- _Task directions_
Copy all lines of the listing that include the string "YMDThenHMS".

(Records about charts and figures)
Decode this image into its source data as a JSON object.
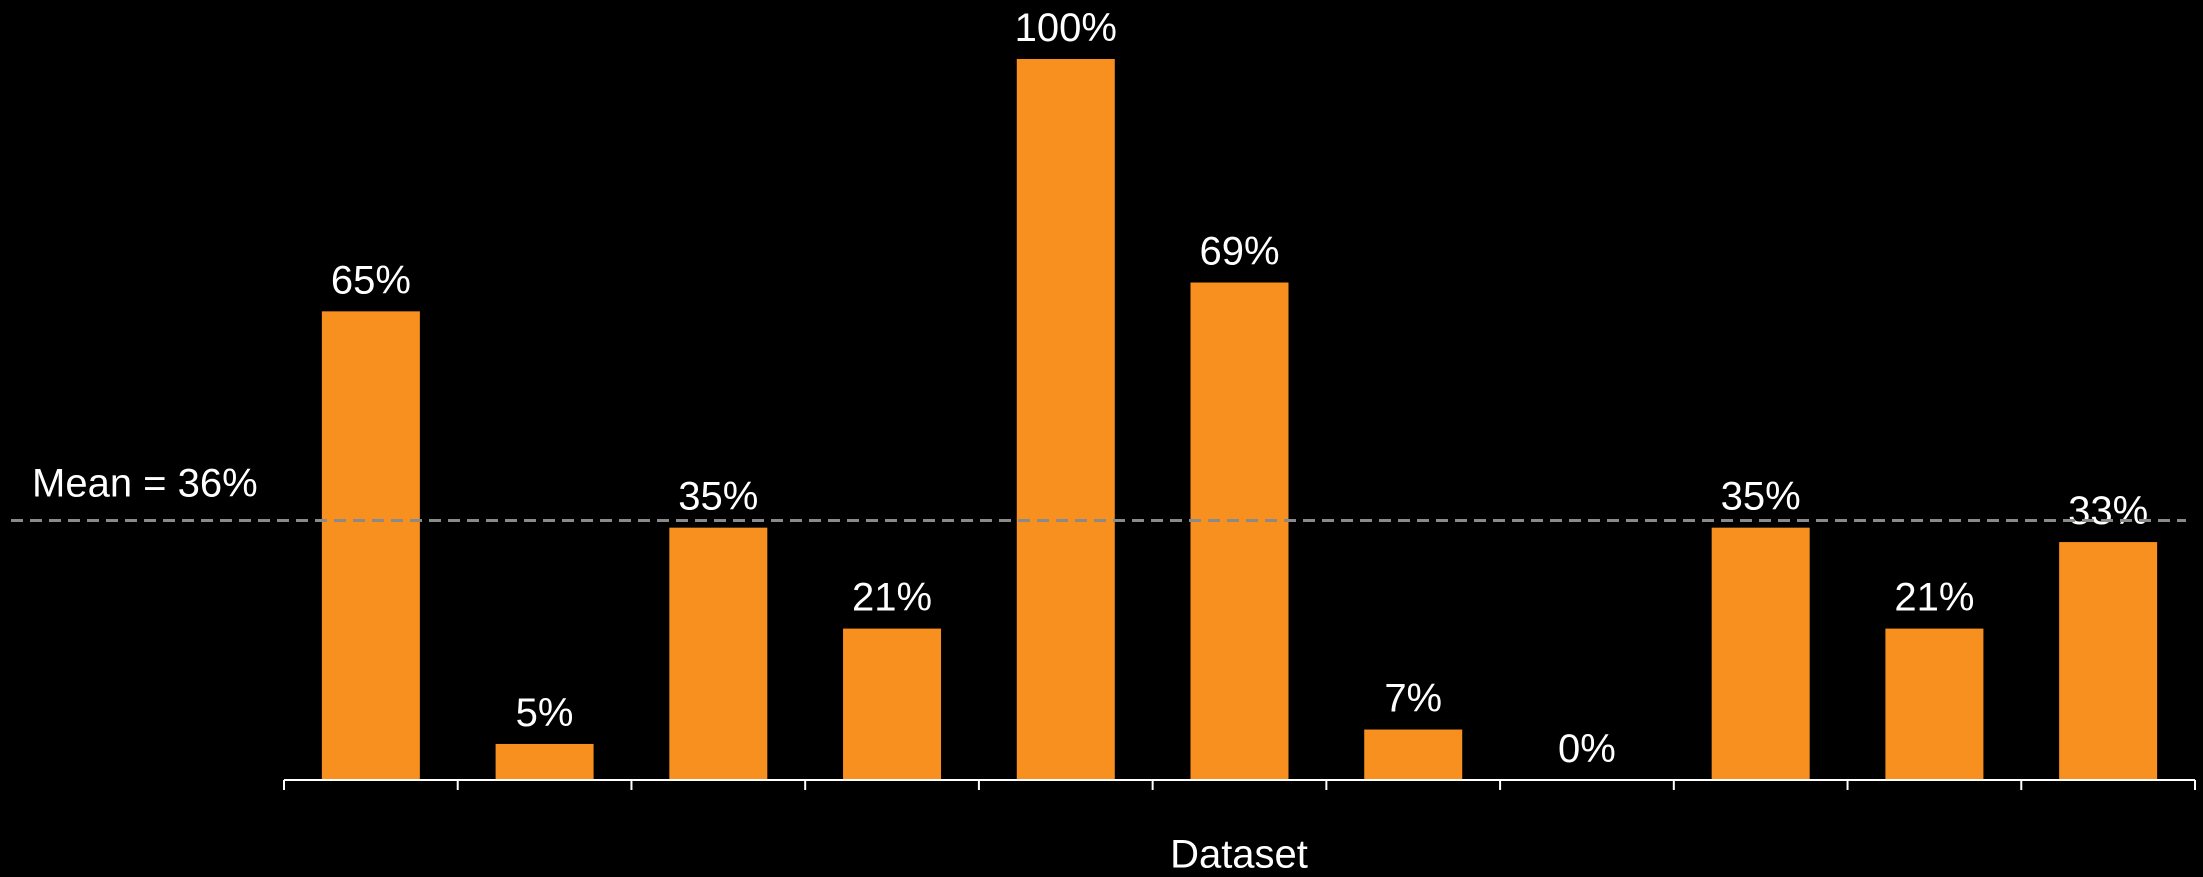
{
  "chart_data": {
    "type": "bar",
    "categories": [
      null,
      null,
      null,
      null,
      null,
      null,
      null,
      null,
      null,
      null,
      null
    ],
    "values": [
      65,
      5,
      35,
      21,
      100,
      69,
      7,
      0,
      35,
      21,
      33
    ],
    "value_labels": [
      "65%",
      "5%",
      "35%",
      "21%",
      "100%",
      "69%",
      "7%",
      "0%",
      "35%",
      "21%",
      "33%"
    ],
    "color": "#f7901e",
    "ylim": [
      0,
      100
    ],
    "xlabel": "Dataset",
    "mean": {
      "value": 36,
      "label": "Mean = 36%"
    }
  }
}
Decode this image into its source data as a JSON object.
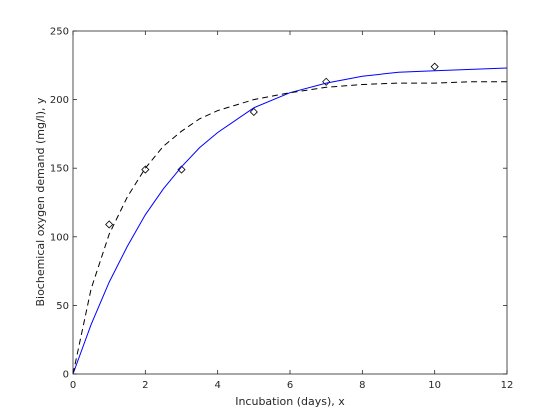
{
  "chart_data": {
    "type": "scatter",
    "title": "",
    "xlabel": "Incubation (days), x",
    "ylabel": "Biochemical oxygen demand (mg/l), y",
    "xlim": [
      0,
      12
    ],
    "ylim": [
      0,
      250
    ],
    "xticks": [
      "0",
      "2",
      "4",
      "6",
      "8",
      "10",
      "12"
    ],
    "yticks": [
      "0",
      "50",
      "100",
      "150",
      "200",
      "250"
    ],
    "grid": false,
    "legend": "none",
    "series": [
      {
        "kind": "points",
        "marker": "diamond",
        "color": "#000000",
        "x": [
          1,
          2,
          3,
          5,
          7,
          10
        ],
        "y": [
          109,
          149,
          149,
          191,
          213,
          224
        ]
      },
      {
        "kind": "line",
        "style": "solid",
        "color": "#0000ff",
        "x": [
          0,
          0.5,
          1,
          1.5,
          2,
          2.5,
          3,
          3.5,
          4,
          5,
          6,
          7,
          8,
          9,
          10,
          11,
          12
        ],
        "y": [
          0,
          36,
          67,
          93,
          116,
          135,
          151,
          165,
          176,
          194,
          205,
          212,
          217,
          220,
          221,
          222,
          223
        ]
      },
      {
        "kind": "line",
        "style": "dashed",
        "color": "#000000",
        "x": [
          0,
          0.5,
          1,
          1.5,
          2,
          2.5,
          3,
          3.5,
          4,
          5,
          6,
          7,
          8,
          9,
          10,
          11,
          12
        ],
        "y": [
          0,
          62,
          102,
          129,
          150,
          166,
          177,
          186,
          192,
          200,
          205,
          209,
          211,
          212,
          212,
          213,
          213
        ]
      }
    ]
  }
}
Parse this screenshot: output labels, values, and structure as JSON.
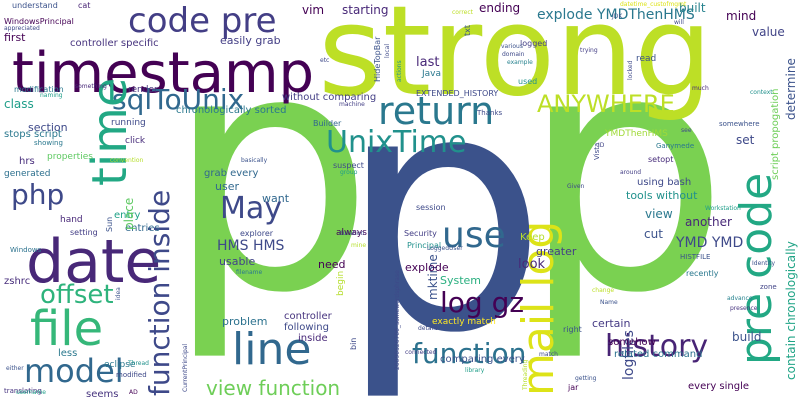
{
  "words": [
    {
      "text": "p",
      "color": "#7ad151",
      "vertical": false
    },
    {
      "text": "p",
      "color": "#7ad151",
      "vertical": false
    },
    {
      "text": "p",
      "color": "#3b528b",
      "vertical": false
    },
    {
      "text": "strong",
      "color": "#bddf26",
      "vertical": false
    },
    {
      "text": "timestamp",
      "color": "#440154",
      "vertical": false
    },
    {
      "text": "code pre",
      "color": "#433e85",
      "vertical": false
    },
    {
      "text": "date",
      "color": "#482878",
      "vertical": false
    },
    {
      "text": "file",
      "color": "#35b779",
      "vertical": false
    },
    {
      "text": "line",
      "color": "#31688e",
      "vertical": false
    },
    {
      "text": "return",
      "color": "#2a788e",
      "vertical": false
    },
    {
      "text": "UnixTime",
      "color": "#21918c",
      "vertical": false
    },
    {
      "text": "sqlToUnix",
      "color": "#31688e",
      "vertical": false
    },
    {
      "text": "ANYWHERE",
      "color": "#bddf26",
      "vertical": false
    },
    {
      "text": "model",
      "color": "#31688e",
      "vertical": false
    },
    {
      "text": "offset",
      "color": "#2eb37c",
      "vertical": false
    },
    {
      "text": "php",
      "color": "#3e4989",
      "vertical": false
    },
    {
      "text": "May",
      "color": "#3e4989",
      "vertical": false
    },
    {
      "text": "use",
      "color": "#31688e",
      "vertical": false
    },
    {
      "text": "log gz",
      "color": "#440154",
      "vertical": false
    },
    {
      "text": "function",
      "color": "#2c728e",
      "vertical": false
    },
    {
      "text": "history",
      "color": "#482475",
      "vertical": false
    },
    {
      "text": "view function",
      "color": "#6ece58",
      "vertical": false
    },
    {
      "text": "explode YMDThenHMS",
      "color": "#2a788e",
      "vertical": false
    },
    {
      "text": "HMS HMS",
      "color": "#3e4989",
      "vertical": false
    },
    {
      "text": "YMD YMD",
      "color": "#3e4989",
      "vertical": false
    },
    {
      "text": "time",
      "color": "#22a884",
      "vertical": true
    },
    {
      "text": "function inside",
      "color": "#3e4989",
      "vertical": true
    },
    {
      "text": "mail log",
      "color": "#dde318",
      "vertical": true
    },
    {
      "text": "pre code",
      "color": "#22a884",
      "vertical": true
    },
    {
      "text": "contain chronologically",
      "color": "#20a486",
      "vertical": true
    },
    {
      "text": "script propogation",
      "color": "#6ece58",
      "vertical": true
    },
    {
      "text": "determine",
      "color": "#3b528b",
      "vertical": true
    },
    {
      "text": "logfiles",
      "color": "#3e4989",
      "vertical": true
    },
    {
      "text": "mktime",
      "color": "#3b528b",
      "vertical": true
    },
    {
      "text": "vim",
      "color": "#440154",
      "vertical": false
    },
    {
      "text": "starting",
      "color": "#482878",
      "vertical": false
    },
    {
      "text": "ending",
      "color": "#440154",
      "vertical": false
    },
    {
      "text": "built",
      "color": "#26828e",
      "vertical": false
    },
    {
      "text": "first",
      "color": "#440154",
      "vertical": false
    },
    {
      "text": "controller specific",
      "color": "#46337e",
      "vertical": false
    },
    {
      "text": "easily grab",
      "color": "#433e85",
      "vertical": false
    },
    {
      "text": "last",
      "color": "#482878",
      "vertical": false
    },
    {
      "text": "value",
      "color": "#414487",
      "vertical": false
    },
    {
      "text": "mind",
      "color": "#440154",
      "vertical": false
    },
    {
      "text": "class",
      "color": "#1f9e89",
      "vertical": false
    },
    {
      "text": "section",
      "color": "#3e4989",
      "vertical": false
    },
    {
      "text": "stops script",
      "color": "#2a788e",
      "vertical": false
    },
    {
      "text": "chronologically sorted",
      "color": "#2a788e",
      "vertical": false
    },
    {
      "text": "without comparing",
      "color": "#433e85",
      "vertical": false
    },
    {
      "text": "EXTENDED_HISTORY",
      "color": "#3e4989",
      "vertical": false
    },
    {
      "text": "set",
      "color": "#3e4989",
      "vertical": false
    },
    {
      "text": "user",
      "color": "#31688e",
      "vertical": false
    },
    {
      "text": "want",
      "color": "#31688e",
      "vertical": false
    },
    {
      "text": "grab every",
      "color": "#31688e",
      "vertical": false
    },
    {
      "text": "setopt",
      "color": "#472c7a",
      "vertical": false
    },
    {
      "text": "using bash",
      "color": "#3e4989",
      "vertical": false
    },
    {
      "text": "tools without",
      "color": "#21918c",
      "vertical": false
    },
    {
      "text": "view",
      "color": "#2a788e",
      "vertical": false
    },
    {
      "text": "another",
      "color": "#482878",
      "vertical": false
    },
    {
      "text": "cut",
      "color": "#3b528b",
      "vertical": false
    },
    {
      "text": "entry",
      "color": "#1fa187",
      "vertical": false
    },
    {
      "text": "entries",
      "color": "#31688e",
      "vertical": false
    },
    {
      "text": "usable",
      "color": "#414487",
      "vertical": false
    },
    {
      "text": "need",
      "color": "#440154",
      "vertical": false
    },
    {
      "text": "explode",
      "color": "#440154",
      "vertical": false
    },
    {
      "text": "Keep",
      "color": "#b5de2b",
      "vertical": false
    },
    {
      "text": "greater",
      "color": "#433e85",
      "vertical": false
    },
    {
      "text": "look",
      "color": "#482878",
      "vertical": false
    },
    {
      "text": "System",
      "color": "#29af7f",
      "vertical": false
    },
    {
      "text": "problem",
      "color": "#2c728e",
      "vertical": false
    },
    {
      "text": "controller",
      "color": "#46337e",
      "vertical": false
    },
    {
      "text": "following",
      "color": "#3e4989",
      "vertical": false
    },
    {
      "text": "exactly match",
      "color": "#fde725",
      "vertical": false
    },
    {
      "text": "certain",
      "color": "#443983",
      "vertical": false
    },
    {
      "text": "somehow",
      "color": "#440154",
      "vertical": false
    },
    {
      "text": "build",
      "color": "#3b528b",
      "vertical": false
    },
    {
      "text": "related command",
      "color": "#2c728e",
      "vertical": false
    },
    {
      "text": "every single",
      "color": "#440154",
      "vertical": false
    },
    {
      "text": "inside",
      "color": "#482878",
      "vertical": false
    },
    {
      "text": "comparing every",
      "color": "#3b528b",
      "vertical": false
    },
    {
      "text": "less",
      "color": "#2a788e",
      "vertical": false
    },
    {
      "text": "seems",
      "color": "#46337e",
      "vertical": false
    },
    {
      "text": "hrs",
      "color": "#472d7b",
      "vertical": false
    },
    {
      "text": "generated",
      "color": "#2d708e",
      "vertical": false
    },
    {
      "text": "zshrc",
      "color": "#472d7b",
      "vertical": false
    },
    {
      "text": "running",
      "color": "#3e4989",
      "vertical": false
    },
    {
      "text": "click",
      "color": "#472c7a",
      "vertical": false
    },
    {
      "text": "properties",
      "color": "#5ec962",
      "vertical": false
    },
    {
      "text": "render",
      "color": "#46337e",
      "vertical": false
    },
    {
      "text": "modification",
      "color": "#2a788e",
      "vertical": false
    },
    {
      "text": "hand",
      "color": "#482878",
      "vertical": false
    },
    {
      "text": "setting",
      "color": "#433e85",
      "vertical": false
    },
    {
      "text": "eclipse",
      "color": "#2a788e",
      "vertical": false
    },
    {
      "text": "place",
      "color": "#5ec962",
      "vertical": true
    },
    {
      "text": "Builder",
      "color": "#31688e",
      "vertical": false
    },
    {
      "text": "YMDThenHMS",
      "color": "#a0da39",
      "vertical": false
    },
    {
      "text": "Java",
      "color": "#2a788e",
      "vertical": false
    },
    {
      "text": "read",
      "color": "#3b528b",
      "vertical": false
    },
    {
      "text": "Principal",
      "color": "#21918c",
      "vertical": false
    },
    {
      "text": "explorer",
      "color": "#3e4989",
      "vertical": false
    },
    {
      "text": "always",
      "color": "#440154",
      "vertical": false
    },
    {
      "text": "suspect",
      "color": "#3e4989",
      "vertical": false
    },
    {
      "text": "session",
      "color": "#3e4989",
      "vertical": false
    },
    {
      "text": "Security",
      "color": "#433e85",
      "vertical": false
    },
    {
      "text": "right",
      "color": "#3b528b",
      "vertical": false
    },
    {
      "text": "jar",
      "color": "#440154",
      "vertical": false
    },
    {
      "text": "recently",
      "color": "#2a788e",
      "vertical": false
    },
    {
      "text": "HISTFILE",
      "color": "#3b528b",
      "vertical": false
    },
    {
      "text": "Windows",
      "color": "#2c728e",
      "vertical": false
    },
    {
      "text": "WindowsPrincipal",
      "color": "#440154",
      "vertical": false
    },
    {
      "text": "understand",
      "color": "#3b528b",
      "vertical": false
    },
    {
      "text": "cat",
      "color": "#482475",
      "vertical": false
    },
    {
      "text": "showing",
      "color": "#2a788e",
      "vertical": false
    },
    {
      "text": "naming",
      "color": "#1f9e89",
      "vertical": false
    },
    {
      "text": "something",
      "color": "#482878",
      "vertical": false
    },
    {
      "text": "appreciated",
      "color": "#3e4989",
      "vertical": false
    },
    {
      "text": "translating",
      "color": "#46337e",
      "vertical": false
    },
    {
      "text": "either",
      "color": "#3b528b",
      "vertical": false
    },
    {
      "text": "AD",
      "color": "#440154",
      "vertical": false
    },
    {
      "text": "modified",
      "color": "#3e4989",
      "vertical": false
    },
    {
      "text": "Thread",
      "color": "#21918c",
      "vertical": false
    },
    {
      "text": "username",
      "color": "#1f9e89",
      "vertical": false
    },
    {
      "text": "getting",
      "color": "#3b528b",
      "vertical": false
    },
    {
      "text": "advance",
      "color": "#26828e",
      "vertical": false
    },
    {
      "text": "presence",
      "color": "#46337e",
      "vertical": false
    },
    {
      "text": "Identity",
      "color": "#3b528b",
      "vertical": false
    },
    {
      "text": "zone",
      "color": "#414487",
      "vertical": false
    },
    {
      "text": "duration",
      "color": "#3e4989",
      "vertical": false
    },
    {
      "text": "mine",
      "color": "#b5de2b",
      "vertical": false
    },
    {
      "text": "group",
      "color": "#1f9e89",
      "vertical": false
    },
    {
      "text": "filename",
      "color": "#2a788e",
      "vertical": false
    },
    {
      "text": "basically",
      "color": "#3b528b",
      "vertical": false
    },
    {
      "text": "convention",
      "color": "#b5de2b",
      "vertical": false
    },
    {
      "text": "machine",
      "color": "#433e85",
      "vertical": false
    },
    {
      "text": "Thanks",
      "color": "#3e4989",
      "vertical": false
    },
    {
      "text": "used",
      "color": "#21918c",
      "vertical": false
    },
    {
      "text": "logged",
      "color": "#433e85",
      "vertical": false
    },
    {
      "text": "various",
      "color": "#3b528b",
      "vertical": false
    },
    {
      "text": "domain",
      "color": "#3e4989",
      "vertical": false
    },
    {
      "text": "example",
      "color": "#26828e",
      "vertical": false
    },
    {
      "text": "trying",
      "color": "#433e85",
      "vertical": false
    },
    {
      "text": "JDK",
      "color": "#3b528b",
      "vertical": false
    },
    {
      "text": "correct",
      "color": "#bddf26",
      "vertical": false
    },
    {
      "text": "will",
      "color": "#3e4989",
      "vertical": false
    },
    {
      "text": "ID",
      "color": "#414487",
      "vertical": false
    },
    {
      "text": "Ganymede",
      "color": "#2a788e",
      "vertical": false
    },
    {
      "text": "around",
      "color": "#433e85",
      "vertical": false
    },
    {
      "text": "Workstation",
      "color": "#1f9e89",
      "vertical": false
    },
    {
      "text": "Given",
      "color": "#3e4989",
      "vertical": false
    },
    {
      "text": "Name",
      "color": "#3b528b",
      "vertical": false
    },
    {
      "text": "LoggedUser",
      "color": "#3b528b",
      "vertical": false
    },
    {
      "text": "change",
      "color": "#bddf26",
      "vertical": false
    },
    {
      "text": "match",
      "color": "#3e4989",
      "vertical": false
    },
    {
      "text": "connected",
      "color": "#433e85",
      "vertical": false
    },
    {
      "text": "details",
      "color": "#3e4989",
      "vertical": false
    },
    {
      "text": "library",
      "color": "#1f9e89",
      "vertical": false
    },
    {
      "text": "see",
      "color": "#3e4989",
      "vertical": false
    },
    {
      "text": "much",
      "color": "#482878",
      "vertical": false
    },
    {
      "text": "context",
      "color": "#21918c",
      "vertical": false
    },
    {
      "text": "somewhere",
      "color": "#3b528b",
      "vertical": false
    },
    {
      "text": "datetime_custofmgmt",
      "color": "#dde318",
      "vertical": false
    },
    {
      "text": "etc",
      "color": "#3e4989",
      "vertical": false
    },
    {
      "text": "txt",
      "color": "#3b528b",
      "vertical": true
    },
    {
      "text": "Vista",
      "color": "#3e4989",
      "vertical": true
    },
    {
      "text": "HideTopBar",
      "color": "#3b528b",
      "vertical": true
    },
    {
      "text": "actions",
      "color": "#21918c",
      "vertical": true
    },
    {
      "text": "local",
      "color": "#3e4989",
      "vertical": true
    },
    {
      "text": "locked",
      "color": "#3e4989",
      "vertical": true
    },
    {
      "text": "Threading",
      "color": "#b5de2b",
      "vertical": true
    },
    {
      "text": "20090526700_somewordsphrase",
      "color": "#3e4989",
      "vertical": true
    },
    {
      "text": "CurrentPrincipal",
      "color": "#3e4989",
      "vertical": true
    },
    {
      "text": "idea",
      "color": "#3b528b",
      "vertical": true
    },
    {
      "text": "begin",
      "color": "#b5de2b",
      "vertical": true
    },
    {
      "text": "bin",
      "color": "#3e4989",
      "vertical": true
    },
    {
      "text": "Sun",
      "color": "#3b528b",
      "vertical": true
    }
  ]
}
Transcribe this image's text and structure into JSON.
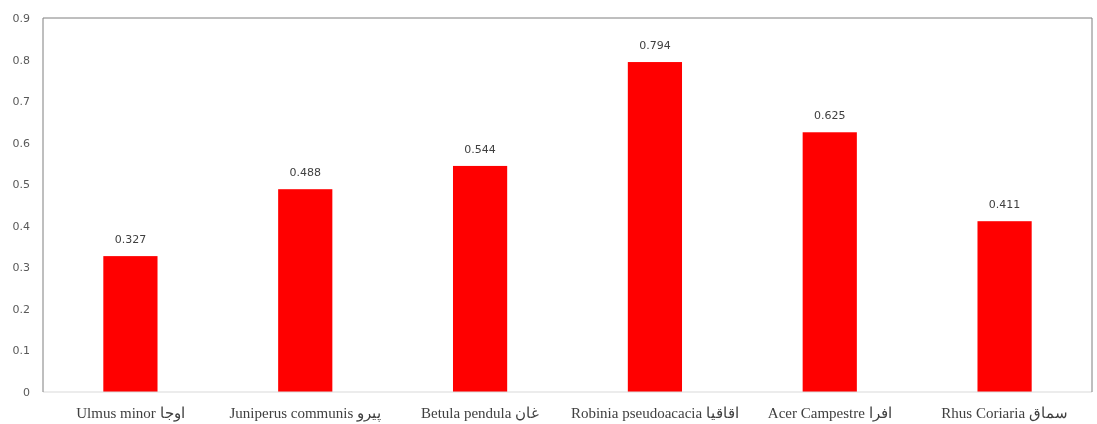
{
  "chart_data": {
    "type": "bar",
    "categories": [
      "Ulmus minor اوجا",
      "Juniperus communis پیرو",
      "Betula pendula غان",
      "Robinia pseudoacacia اقاقیا",
      "Acer Campestre افرا",
      "Rhus Coriaria سماق"
    ],
    "values": [
      0.327,
      0.488,
      0.544,
      0.794,
      0.625,
      0.411
    ],
    "color": "#ff0000",
    "ylim": [
      0,
      0.9
    ],
    "yticks": [
      0,
      0.1,
      0.2,
      0.3,
      0.4,
      0.5,
      0.6,
      0.7,
      0.8,
      0.9
    ],
    "data_labels": true
  }
}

- _Solution for this exercise_
      "text": "explode YMDThenHMS",
      "text": "YMDThenHMS",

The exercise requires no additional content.